Write out the material exactly. Do not include the pictures.

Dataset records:
▶
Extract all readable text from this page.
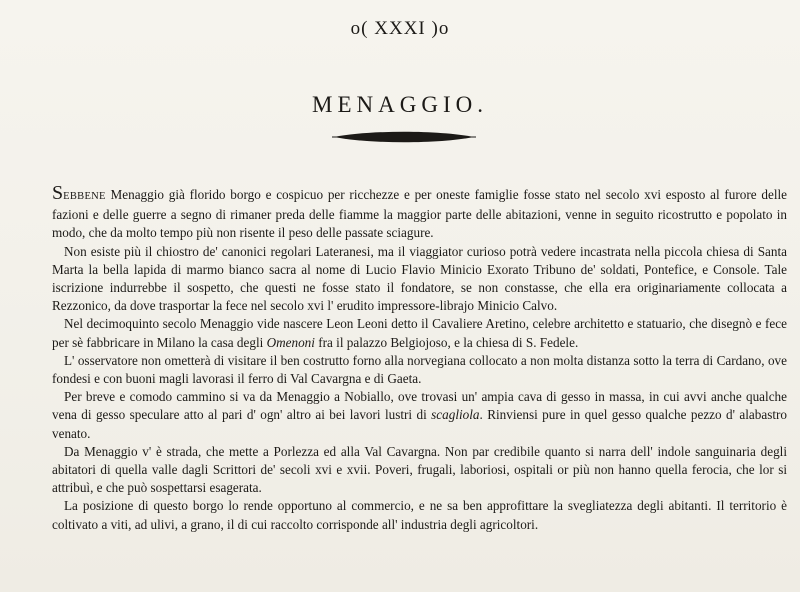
o( XXXI )o
MENAGGIO.

SEBBENE Menaggio già florido borgo e cospicuo per ricchezze e per oneste famiglie fosse stato nel secolo xvi esposto al furore delle fazioni e delle guerre a segno di rimaner preda delle fiamme la maggior parte delle abitazioni, venne in seguito ricostrutto e popolato in modo, che da molto tempo più non risente il peso delle passate sciagure.

Non esiste più il chiostro de' canonici regolari Lateranesi, ma il viaggiator curioso potrà vedere incastrata nella piccola chiesa di Santa Marta la bella lapida di marmo bianco sacra al nome di Lucio Flavio Minicio Exorato Tribuno de' soldati, Pontefice, e Console. Tale iscrizione indurrebbe il sospetto, che questi ne fosse stato il fondatore, se non constasse, che ella era originariamente collocata a Rezzonico, da dove trasportar la fece nel secolo xvi l' erudito impressore-librajo Minicio Calvo.

Nel decimoquinto secolo Menaggio vide nascere Leon Leoni detto il Cavaliere Aretino, celebre architetto e statuario, che disegnò e fece per sè fabbricare in Milano la casa degli Omenoni fra il palazzo Belgiojoso, e la chiesa di S. Fedele.

L' osservatore non ometterà di visitare il ben costrutto forno alla norvegiana collocato a non molta distanza sotto la terra di Cardano, ove fondesi e con buoni magli lavorasi il ferro di Val Cavargna e di Gaeta.

Per breve e comodo cammino si va da Menaggio a Nobiallo, ove trovasi un' ampia cava di gesso in massa, in cui avvi anche qualche vena di gesso speculare atto al pari d' ogn' altro ai bei lavori lustri di scagliola. Rinviensi pure in quel gesso qualche pezzo d' alabastro venato.

Da Menaggio v' è strada, che mette a Porlezza ed alla Val Cavargna. Non par credibile quanto si narra dell' indole sanguinaria degli abitatori di quella valle dagli Scrittori de' secoli xvi e xvii. Poveri, frugali, laboriosi, ospitali or più non hanno quella ferocia, che lor si attribuì, e che può sospettarsi esagerata.

La posizione di questo borgo lo rende opportuno al commercio, e ne sa ben approfittare la svegliatezza degli abitanti. Il territorio è coltivato a viti, ad ulivi, a grano, il di cui raccolto corrisponde all' industria degli agricoltori.
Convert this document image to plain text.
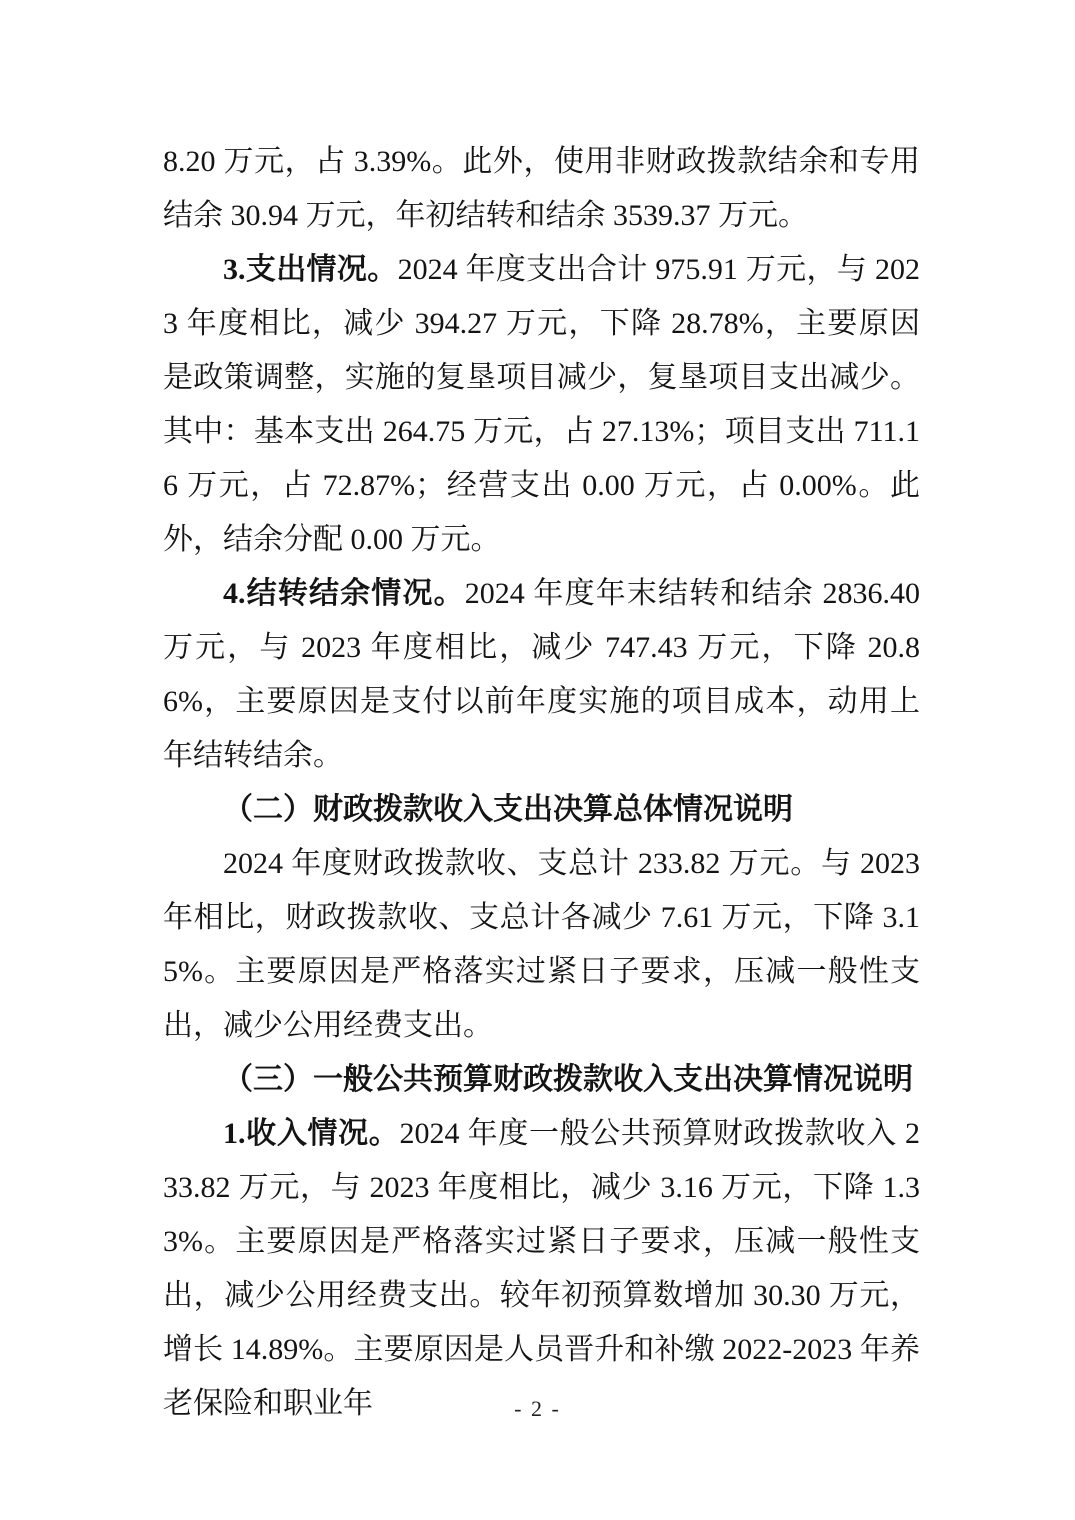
8.20 万元，占 3.39%。此外，使用非财政拨款结余和专用结余 30.94 万元，年初结转和结余 3539.37 万元。

3.支出情况。2024 年度支出合计 975.91 万元，与 2023 年度相比，减少 394.27 万元，下降 28.78%，主要原因是政策调整，实施的复垦项目减少，复垦项目支出减少。其中：基本支出 264.75 万元，占 27.13%；项目支出 711.16 万元，占 72.87%；经营支出 0.00 万元，占 0.00%。此外，结余分配 0.00 万元。

4.结转结余情况。2024 年度年末结转和结余 2836.40 万元，与 2023 年度相比，减少 747.43 万元，下降 20.86%，主要原因是支付以前年度实施的项目成本，动用上年结转结余。

（二）财政拨款收入支出决算总体情况说明

2024 年度财政拨款收、支总计 233.82 万元。与 2023 年相比，财政拨款收、支总计各减少 7.61 万元，下降 3.15%。主要原因是严格落实过紧日子要求，压减一般性支出，减少公用经费支出。

（三）一般公共预算财政拨款收入支出决算情况说明

1.收入情况。2024 年度一般公共预算财政拨款收入 233.82 万元，与 2023 年度相比，减少 3.16 万元，下降 1.33%。主要原因是严格落实过紧日子要求，压减一般性支出，减少公用经费支出。较年初预算数增加 30.30 万元，增长 14.89%。主要原因是人员晋升和补缴 2022-2023 年养老保险和职业年	- 2 -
◀
● **In response**
Extract all readable text from this page.
o( XXXI )o
MENAGGIO.

SEBBENE Menaggio già florido borgo e cospicuo per ricchezze e per oneste famiglie fosse stato nel secolo xvi esposto al furore delle fazioni e delle guerre a segno di rimaner preda delle fiamme la maggior parte delle abitazioni, venne in seguito ricostrutto e popolato in modo, che da molto tempo più non risente il peso delle passate sciagure.

Non esiste più il chiostro de' canonici regolari Lateranesi, ma il viaggiator curioso potrà vedere incastrata nella piccola chiesa di Santa Marta la bella lapida di marmo bianco sacra al nome di Lucio Flavio Minicio Exorato Tribuno de' soldati, Pontefice, e Console. Tale iscrizione indurrebbe il sospetto, che questi ne fosse stato il fondatore, se non constasse, che ella era originariamente collocata a Rezzonico, da dove trasportar la fece nel secolo xvi l' erudito impressore-librajo Minicio Calvo.

Nel decimoquinto secolo Menaggio vide nascere Leon Leoni detto il Cavaliere Aretino, celebre architetto e statuario, che disegnò e fece per sè fabbricare in Milano la casa degli Omenoni fra il palazzo Belgiojoso, e la chiesa di S. Fedele.

L' osservatore non ometterà di visitare il ben costrutto forno alla norvegiana collocato a non molta distanza sotto la terra di Cardano, ove fondesi e con buoni magli lavorasi il ferro di Val Cavargna e di Gaeta.

Per breve e comodo cammino si va da Menaggio a Nobiallo, ove trovasi un' ampia cava di gesso in massa, in cui avvi anche qualche vena di gesso speculare atto al pari d' ogn' altro ai bei lavori lustri di scagliola. Rinviensi pure in quel gesso qualche pezzo d' alabastro venato.

Da Menaggio v' è strada, che mette a Porlezza ed alla Val Cavargna. Non par credibile quanto si narra dell' indole sanguinaria degli abitatori di quella valle dagli Scrittori de' secoli xvi e xvii. Poveri, frugali, laboriosi, ospitali or più non hanno quella ferocia, che lor si attribuì, e che può sospettarsi esagerata.

La posizione di questo borgo lo rende opportuno al commercio, e ne sa ben approfittare la svegliatezza degli abitanti. Il territorio è coltivato a viti, ad ulivi, a grano, il di cui raccolto corrisponde all' industria degli agricoltori.
Convert this document image to plain text.
8.20 万元，占 3.39%。此外，使用非财政拨款结余和专用结余 30.94 万元，年初结转和结余 3539.37 万元。

3.支出情况。2024 年度支出合计 975.91 万元，与 2023 年度相比，减少 394.27 万元，下降 28.78%，主要原因是政策调整，实施的复垦项目减少，复垦项目支出减少。其中：基本支出 264.75 万元，占 27.13%；项目支出 711.16 万元，占 72.87%；经营支出 0.00 万元，占 0.00%。此外，结余分配 0.00 万元。

4.结转结余情况。2024 年度年末结转和结余 2836.40 万元，与 2023 年度相比，减少 747.43 万元，下降 20.86%，主要原因是支付以前年度实施的项目成本，动用上年结转结余。

（二）财政拨款收入支出决算总体情况说明

2024 年度财政拨款收、支总计 233.82 万元。与 2023 年相比，财政拨款收、支总计各减少 7.61 万元，下降 3.15%。主要原因是严格落实过紧日子要求，压减一般性支出，减少公用经费支出。

（三）一般公共预算财政拨款收入支出决算情况说明

1.收入情况。2024 年度一般公共预算财政拨款收入 233.82 万元，与 2023 年度相比，减少 3.16 万元，下降 1.33%。主要原因是严格落实过紧日子要求，压减一般性支出，减少公用经费支出。较年初预算数增加 30.30 万元，增长 14.89%。主要原因是人员晋升和补缴 2022-2023 年养老保险和职业年	- 2 -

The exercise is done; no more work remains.